— WRITTEN PROBLEM —
Return each line holding the string "corps".

— PROVIDED RECORDS —

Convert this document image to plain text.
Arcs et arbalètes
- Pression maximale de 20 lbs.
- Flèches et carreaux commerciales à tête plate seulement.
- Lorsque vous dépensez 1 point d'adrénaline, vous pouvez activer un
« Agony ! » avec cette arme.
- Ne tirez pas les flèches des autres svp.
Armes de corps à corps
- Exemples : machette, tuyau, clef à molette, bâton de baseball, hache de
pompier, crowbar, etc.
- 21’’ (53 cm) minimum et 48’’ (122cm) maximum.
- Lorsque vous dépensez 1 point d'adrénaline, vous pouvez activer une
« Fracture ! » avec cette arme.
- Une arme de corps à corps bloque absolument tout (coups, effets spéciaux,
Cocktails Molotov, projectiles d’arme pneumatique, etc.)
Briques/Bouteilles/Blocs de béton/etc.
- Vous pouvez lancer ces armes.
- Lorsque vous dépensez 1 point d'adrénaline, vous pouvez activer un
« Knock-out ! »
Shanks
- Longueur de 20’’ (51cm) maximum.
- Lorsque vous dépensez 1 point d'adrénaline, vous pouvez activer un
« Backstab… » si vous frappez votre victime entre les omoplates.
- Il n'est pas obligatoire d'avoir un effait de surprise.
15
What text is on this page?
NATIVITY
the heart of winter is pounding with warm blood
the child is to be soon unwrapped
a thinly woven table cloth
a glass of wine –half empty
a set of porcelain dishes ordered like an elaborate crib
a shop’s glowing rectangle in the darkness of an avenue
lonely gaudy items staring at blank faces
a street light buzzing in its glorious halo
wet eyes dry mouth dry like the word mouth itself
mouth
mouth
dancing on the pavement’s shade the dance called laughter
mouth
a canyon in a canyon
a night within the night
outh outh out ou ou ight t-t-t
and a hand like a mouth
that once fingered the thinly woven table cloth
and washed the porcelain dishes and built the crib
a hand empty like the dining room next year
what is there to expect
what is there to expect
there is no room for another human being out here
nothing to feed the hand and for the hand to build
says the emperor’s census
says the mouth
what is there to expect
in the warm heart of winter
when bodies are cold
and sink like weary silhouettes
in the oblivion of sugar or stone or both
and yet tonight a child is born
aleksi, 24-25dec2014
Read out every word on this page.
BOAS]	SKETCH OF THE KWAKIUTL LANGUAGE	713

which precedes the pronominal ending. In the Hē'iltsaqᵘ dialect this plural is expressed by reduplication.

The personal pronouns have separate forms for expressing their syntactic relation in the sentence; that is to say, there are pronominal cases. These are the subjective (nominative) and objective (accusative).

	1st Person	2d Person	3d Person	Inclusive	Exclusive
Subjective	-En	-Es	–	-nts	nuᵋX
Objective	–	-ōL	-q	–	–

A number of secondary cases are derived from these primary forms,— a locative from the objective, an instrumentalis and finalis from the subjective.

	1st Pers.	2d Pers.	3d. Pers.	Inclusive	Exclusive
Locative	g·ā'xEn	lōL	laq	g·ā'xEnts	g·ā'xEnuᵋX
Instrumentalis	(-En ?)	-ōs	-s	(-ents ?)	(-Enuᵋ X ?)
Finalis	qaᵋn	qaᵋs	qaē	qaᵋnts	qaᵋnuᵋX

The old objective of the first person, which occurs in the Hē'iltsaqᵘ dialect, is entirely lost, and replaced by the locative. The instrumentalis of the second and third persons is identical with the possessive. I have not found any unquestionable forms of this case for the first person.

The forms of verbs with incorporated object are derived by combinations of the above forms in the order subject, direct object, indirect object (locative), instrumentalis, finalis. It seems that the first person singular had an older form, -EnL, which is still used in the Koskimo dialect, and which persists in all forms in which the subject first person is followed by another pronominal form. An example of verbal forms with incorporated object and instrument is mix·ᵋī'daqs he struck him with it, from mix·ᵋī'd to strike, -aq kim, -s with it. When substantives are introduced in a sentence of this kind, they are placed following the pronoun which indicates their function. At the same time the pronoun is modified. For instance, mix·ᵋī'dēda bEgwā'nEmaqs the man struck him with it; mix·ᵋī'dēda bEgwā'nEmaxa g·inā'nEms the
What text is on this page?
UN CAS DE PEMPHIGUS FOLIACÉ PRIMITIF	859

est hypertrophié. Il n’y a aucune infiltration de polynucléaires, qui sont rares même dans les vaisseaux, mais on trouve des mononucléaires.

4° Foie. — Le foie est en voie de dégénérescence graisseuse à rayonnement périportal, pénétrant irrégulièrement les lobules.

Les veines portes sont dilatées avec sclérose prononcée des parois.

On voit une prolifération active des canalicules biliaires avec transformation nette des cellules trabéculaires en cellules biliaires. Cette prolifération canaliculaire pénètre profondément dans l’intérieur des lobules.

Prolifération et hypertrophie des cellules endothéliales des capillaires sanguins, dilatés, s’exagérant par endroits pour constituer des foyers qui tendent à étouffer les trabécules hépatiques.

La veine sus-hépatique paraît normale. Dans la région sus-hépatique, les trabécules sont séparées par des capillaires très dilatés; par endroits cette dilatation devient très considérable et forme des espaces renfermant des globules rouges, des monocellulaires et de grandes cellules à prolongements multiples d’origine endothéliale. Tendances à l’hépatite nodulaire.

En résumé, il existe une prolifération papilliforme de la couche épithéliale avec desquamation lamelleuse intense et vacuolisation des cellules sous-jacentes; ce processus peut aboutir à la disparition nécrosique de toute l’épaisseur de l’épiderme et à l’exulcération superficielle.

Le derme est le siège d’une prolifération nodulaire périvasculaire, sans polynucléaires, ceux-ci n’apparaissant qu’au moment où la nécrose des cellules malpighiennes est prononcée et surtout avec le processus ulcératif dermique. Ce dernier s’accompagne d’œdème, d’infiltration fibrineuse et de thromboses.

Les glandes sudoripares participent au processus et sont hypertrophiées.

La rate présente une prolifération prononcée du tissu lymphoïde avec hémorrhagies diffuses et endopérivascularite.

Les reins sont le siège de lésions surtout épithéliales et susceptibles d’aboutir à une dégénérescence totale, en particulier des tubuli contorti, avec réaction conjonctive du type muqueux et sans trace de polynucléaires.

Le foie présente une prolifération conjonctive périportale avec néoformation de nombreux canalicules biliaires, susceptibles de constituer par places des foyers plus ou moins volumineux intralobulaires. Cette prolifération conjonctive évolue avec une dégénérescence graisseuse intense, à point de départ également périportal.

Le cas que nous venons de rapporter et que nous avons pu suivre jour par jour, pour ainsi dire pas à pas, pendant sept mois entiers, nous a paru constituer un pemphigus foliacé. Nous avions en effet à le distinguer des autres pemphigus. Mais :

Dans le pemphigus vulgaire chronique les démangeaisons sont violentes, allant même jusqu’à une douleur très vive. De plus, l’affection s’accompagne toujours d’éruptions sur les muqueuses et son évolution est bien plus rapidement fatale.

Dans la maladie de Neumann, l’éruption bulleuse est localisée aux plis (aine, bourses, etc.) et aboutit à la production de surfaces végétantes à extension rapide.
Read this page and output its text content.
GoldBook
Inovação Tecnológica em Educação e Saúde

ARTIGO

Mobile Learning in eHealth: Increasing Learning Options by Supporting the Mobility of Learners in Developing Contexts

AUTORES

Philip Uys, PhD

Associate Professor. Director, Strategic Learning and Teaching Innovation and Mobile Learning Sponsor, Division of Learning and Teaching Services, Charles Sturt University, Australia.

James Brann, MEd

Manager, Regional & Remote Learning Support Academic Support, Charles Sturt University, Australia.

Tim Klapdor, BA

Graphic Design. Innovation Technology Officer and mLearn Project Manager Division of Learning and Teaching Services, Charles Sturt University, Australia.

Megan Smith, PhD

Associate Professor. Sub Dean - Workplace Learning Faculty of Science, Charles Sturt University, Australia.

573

— EXPECTED ANSWER —
Armes de corps à corps
- Une arme de corps à corps bloque absolument tout (coups, effets spéciaux,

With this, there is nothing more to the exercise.